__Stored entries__
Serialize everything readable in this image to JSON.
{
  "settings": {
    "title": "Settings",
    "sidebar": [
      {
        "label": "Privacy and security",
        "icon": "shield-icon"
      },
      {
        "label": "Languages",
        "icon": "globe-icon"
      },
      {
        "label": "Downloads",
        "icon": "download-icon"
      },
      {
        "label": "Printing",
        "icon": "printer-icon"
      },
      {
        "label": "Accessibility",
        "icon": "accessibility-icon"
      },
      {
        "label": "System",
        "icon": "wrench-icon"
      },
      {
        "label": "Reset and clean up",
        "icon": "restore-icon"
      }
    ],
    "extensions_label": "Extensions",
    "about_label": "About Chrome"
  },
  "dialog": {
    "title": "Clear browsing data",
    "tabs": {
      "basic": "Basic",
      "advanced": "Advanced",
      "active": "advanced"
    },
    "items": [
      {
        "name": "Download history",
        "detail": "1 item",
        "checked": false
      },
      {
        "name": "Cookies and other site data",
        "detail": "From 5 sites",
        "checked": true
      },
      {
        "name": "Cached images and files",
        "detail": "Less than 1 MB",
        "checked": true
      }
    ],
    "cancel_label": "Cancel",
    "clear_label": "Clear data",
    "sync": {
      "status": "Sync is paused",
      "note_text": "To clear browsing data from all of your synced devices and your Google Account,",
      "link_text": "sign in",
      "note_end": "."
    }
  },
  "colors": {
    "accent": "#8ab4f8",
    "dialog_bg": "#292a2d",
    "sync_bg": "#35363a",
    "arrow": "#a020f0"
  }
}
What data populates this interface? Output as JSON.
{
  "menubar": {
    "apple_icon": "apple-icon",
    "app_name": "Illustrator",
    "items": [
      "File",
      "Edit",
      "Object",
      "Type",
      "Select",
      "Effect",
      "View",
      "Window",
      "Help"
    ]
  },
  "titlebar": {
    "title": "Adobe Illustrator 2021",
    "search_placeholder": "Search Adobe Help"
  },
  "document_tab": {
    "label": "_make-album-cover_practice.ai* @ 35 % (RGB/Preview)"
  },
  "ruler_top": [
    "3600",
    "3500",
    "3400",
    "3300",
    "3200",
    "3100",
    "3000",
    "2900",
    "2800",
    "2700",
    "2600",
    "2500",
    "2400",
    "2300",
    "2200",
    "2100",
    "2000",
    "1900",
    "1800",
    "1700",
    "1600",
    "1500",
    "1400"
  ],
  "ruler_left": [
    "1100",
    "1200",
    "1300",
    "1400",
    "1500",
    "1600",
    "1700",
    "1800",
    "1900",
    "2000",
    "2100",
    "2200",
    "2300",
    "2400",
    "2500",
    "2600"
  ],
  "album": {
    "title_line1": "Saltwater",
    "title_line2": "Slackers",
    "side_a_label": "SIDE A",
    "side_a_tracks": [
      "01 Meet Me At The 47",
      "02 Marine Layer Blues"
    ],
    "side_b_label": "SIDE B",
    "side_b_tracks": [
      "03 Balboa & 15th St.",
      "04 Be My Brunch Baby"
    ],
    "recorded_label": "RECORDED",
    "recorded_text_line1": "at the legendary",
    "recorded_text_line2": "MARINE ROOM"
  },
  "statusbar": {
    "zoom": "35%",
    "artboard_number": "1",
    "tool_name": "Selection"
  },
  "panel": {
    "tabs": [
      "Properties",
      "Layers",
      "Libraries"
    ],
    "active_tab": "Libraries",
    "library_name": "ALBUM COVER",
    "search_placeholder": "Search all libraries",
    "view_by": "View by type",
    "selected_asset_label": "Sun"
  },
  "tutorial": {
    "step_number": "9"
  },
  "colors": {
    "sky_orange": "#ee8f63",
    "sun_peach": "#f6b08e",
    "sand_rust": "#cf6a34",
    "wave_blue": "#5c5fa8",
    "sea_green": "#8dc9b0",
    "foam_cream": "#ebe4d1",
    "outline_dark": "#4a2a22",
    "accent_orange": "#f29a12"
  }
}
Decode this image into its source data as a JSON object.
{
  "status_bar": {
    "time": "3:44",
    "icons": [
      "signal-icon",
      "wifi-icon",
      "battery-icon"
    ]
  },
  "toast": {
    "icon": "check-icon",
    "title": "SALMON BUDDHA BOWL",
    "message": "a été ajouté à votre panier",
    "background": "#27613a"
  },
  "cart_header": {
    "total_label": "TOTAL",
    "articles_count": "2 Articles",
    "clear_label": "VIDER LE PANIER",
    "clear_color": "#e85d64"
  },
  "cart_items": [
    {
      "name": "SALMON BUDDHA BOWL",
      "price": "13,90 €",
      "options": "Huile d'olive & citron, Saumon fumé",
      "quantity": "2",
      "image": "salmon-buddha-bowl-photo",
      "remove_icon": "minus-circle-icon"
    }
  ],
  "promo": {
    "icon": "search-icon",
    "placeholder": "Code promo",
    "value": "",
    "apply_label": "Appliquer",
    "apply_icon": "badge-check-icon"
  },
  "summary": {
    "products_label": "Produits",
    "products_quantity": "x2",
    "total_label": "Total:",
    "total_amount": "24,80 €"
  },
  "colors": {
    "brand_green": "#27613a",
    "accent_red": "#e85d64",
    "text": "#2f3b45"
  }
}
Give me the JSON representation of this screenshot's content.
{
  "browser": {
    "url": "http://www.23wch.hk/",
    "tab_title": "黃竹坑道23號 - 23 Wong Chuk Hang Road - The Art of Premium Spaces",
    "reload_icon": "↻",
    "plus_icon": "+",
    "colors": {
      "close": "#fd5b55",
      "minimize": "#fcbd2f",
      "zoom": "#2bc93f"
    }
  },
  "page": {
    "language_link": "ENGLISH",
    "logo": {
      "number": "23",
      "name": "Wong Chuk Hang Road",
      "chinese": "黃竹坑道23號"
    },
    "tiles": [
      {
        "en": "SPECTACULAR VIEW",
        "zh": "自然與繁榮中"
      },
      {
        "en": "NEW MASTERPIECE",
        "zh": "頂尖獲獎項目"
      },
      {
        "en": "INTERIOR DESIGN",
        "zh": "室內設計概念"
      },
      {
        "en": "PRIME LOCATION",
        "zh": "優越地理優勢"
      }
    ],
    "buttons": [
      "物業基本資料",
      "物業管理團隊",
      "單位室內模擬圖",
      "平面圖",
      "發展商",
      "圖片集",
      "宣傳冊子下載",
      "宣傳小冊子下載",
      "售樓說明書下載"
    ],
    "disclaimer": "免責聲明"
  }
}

__WHAT IS ASKED__
Make an exact copy of the data above.

__RESPONSE TO THIS EXERCISE__
Serialize everything readable in this image to JSON.
{
  "settings": {
    "title": "Settings",
    "sidebar": [
      {
        "label": "Privacy and security",
        "icon": "shield-icon"
      },
      {
        "label": "Languages",
        "icon": "globe-icon"
      },
      {
        "label": "Downloads",
        "icon": "download-icon"
      },
      {
        "label": "Printing",
        "icon": "printer-icon"
      },
      {
        "label": "Accessibility",
        "icon": "accessibility-icon"
      },
      {
        "label": "System",
        "icon": "wrench-icon"
      },
      {
        "label": "Reset and clean up",
        "icon": "restore-icon"
      }
    ],
    "extensions_label": "Extensions",
    "about_label": "About Chrome"
  },
  "dialog": {
    "title": "Clear browsing data",
    "tabs": {
      "basic": "Basic",
      "advanced": "Advanced",
      "active": "advanced"
    },
    "items": [
      {
        "name": "Download history",
        "detail": "1 item",
        "checked": false
      },
      {
        "name": "Cookies and other site data",
        "detail": "From 5 sites",
        "checked": true
      },
      {
        "name": "Cached images and files",
        "detail": "Less than 1 MB",
        "checked": true
      }
    ],
    "cancel_label": "Cancel",
    "clear_label": "Clear data",
    "sync": {
      "status": "Sync is paused",
      "note_text": "To clear browsing data from all of your synced devices and your Google Account,",
      "link_text": "sign in",
      "note_end": "."
    }
  },
  "colors": {
    "accent": "#8ab4f8",
    "dialog_bg": "#292a2d",
    "sync_bg": "#35363a",
    "arrow": "#a020f0"
  }
}
What data populates this interface? Output as JSON.
{
  "menubar": {
    "apple_icon": "apple-icon",
    "app_name": "Illustrator",
    "items": [
      "File",
      "Edit",
      "Object",
      "Type",
      "Select",
      "Effect",
      "View",
      "Window",
      "Help"
    ]
  },
  "titlebar": {
    "title": "Adobe Illustrator 2021",
    "search_placeholder": "Search Adobe Help"
  },
  "document_tab": {
    "label": "_make-album-cover_practice.ai* @ 35 % (RGB/Preview)"
  },
  "ruler_top": [
    "3600",
    "3500",
    "3400",
    "3300",
    "3200",
    "3100",
    "3000",
    "2900",
    "2800",
    "2700",
    "2600",
    "2500",
    "2400",
    "2300",
    "2200",
    "2100",
    "2000",
    "1900",
    "1800",
    "1700",
    "1600",
    "1500",
    "1400"
  ],
  "ruler_left": [
    "1100",
    "1200",
    "1300",
    "1400",
    "1500",
    "1600",
    "1700",
    "1800",
    "1900",
    "2000",
    "2100",
    "2200",
    "2300",
    "2400",
    "2500",
    "2600"
  ],
  "album": {
    "title_line1": "Saltwater",
    "title_line2": "Slackers",
    "side_a_label": "SIDE A",
    "side_a_tracks": [
      "01 Meet Me At The 47",
      "02 Marine Layer Blues"
    ],
    "side_b_label": "SIDE B",
    "side_b_tracks": [
      "03 Balboa & 15th St.",
      "04 Be My Brunch Baby"
    ],
    "recorded_label": "RECORDED",
    "recorded_text_line1": "at the legendary",
    "recorded_text_line2": "MARINE ROOM"
  },
  "statusbar": {
    "zoom": "35%",
    "artboard_number": "1",
    "tool_name": "Selection"
  },
  "panel": {
    "tabs": [
      "Properties",
      "Layers",
      "Libraries"
    ],
    "active_tab": "Libraries",
    "library_name": "ALBUM COVER",
    "search_placeholder": "Search all libraries",
    "view_by": "View by type",
    "selected_asset_label": "Sun"
  },
  "tutorial": {
    "step_number": "9"
  },
  "colors": {
    "sky_orange": "#ee8f63",
    "sun_peach": "#f6b08e",
    "sand_rust": "#cf6a34",
    "wave_blue": "#5c5fa8",
    "sea_green": "#8dc9b0",
    "foam_cream": "#ebe4d1",
    "outline_dark": "#4a2a22",
    "accent_orange": "#f29a12"
  }
}
Decode this image into its source data as a JSON object.
{
  "status_bar": {
    "time": "3:44",
    "icons": [
      "signal-icon",
      "wifi-icon",
      "battery-icon"
    ]
  },
  "toast": {
    "icon": "check-icon",
    "title": "SALMON BUDDHA BOWL",
    "message": "a été ajouté à votre panier",
    "background": "#27613a"
  },
  "cart_header": {
    "total_label": "TOTAL",
    "articles_count": "2 Articles",
    "clear_label": "VIDER LE PANIER",
    "clear_color": "#e85d64"
  },
  "cart_items": [
    {
      "name": "SALMON BUDDHA BOWL",
      "price": "13,90 €",
      "options": "Huile d'olive & citron, Saumon fumé",
      "quantity": "2",
      "image": "salmon-buddha-bowl-photo",
      "remove_icon": "minus-circle-icon"
    }
  ],
  "promo": {
    "icon": "search-icon",
    "placeholder": "Code promo",
    "value": "",
    "apply_label": "Appliquer",
    "apply_icon": "badge-check-icon"
  },
  "summary": {
    "products_label": "Produits",
    "products_quantity": "x2",
    "total_label": "Total:",
    "total_amount": "24,80 €"
  },
  "colors": {
    "brand_green": "#27613a",
    "accent_red": "#e85d64",
    "text": "#2f3b45"
  }
}
Give me the JSON representation of this screenshot's content.
{
  "browser": {
    "url": "http://www.23wch.hk/",
    "tab_title": "黃竹坑道23號 - 23 Wong Chuk Hang Road - The Art of Premium Spaces",
    "reload_icon": "↻",
    "plus_icon": "+",
    "colors": {
      "close": "#fd5b55",
      "minimize": "#fcbd2f",
      "zoom": "#2bc93f"
    }
  },
  "page": {
    "language_link": "ENGLISH",
    "logo": {
      "number": "23",
      "name": "Wong Chuk Hang Road",
      "chinese": "黃竹坑道23號"
    },
    "tiles": [
      {
        "en": "SPECTACULAR VIEW",
        "zh": "自然與繁榮中"
      },
      {
        "en": "NEW MASTERPIECE",
        "zh": "頂尖獲獎項目"
      },
      {
        "en": "INTERIOR DESIGN",
        "zh": "室內設計概念"
      },
      {
        "en": "PRIME LOCATION",
        "zh": "優越地理優勢"
      }
    ],
    "buttons": [
      "物業基本資料",
      "物業管理團隊",
      "單位室內模擬圖",
      "平面圖",
      "發展商",
      "圖片集",
      "宣傳冊子下載",
      "宣傳小冊子下載",
      "售樓說明書下載"
    ],
    "disclaimer": "免責聲明"
  }
}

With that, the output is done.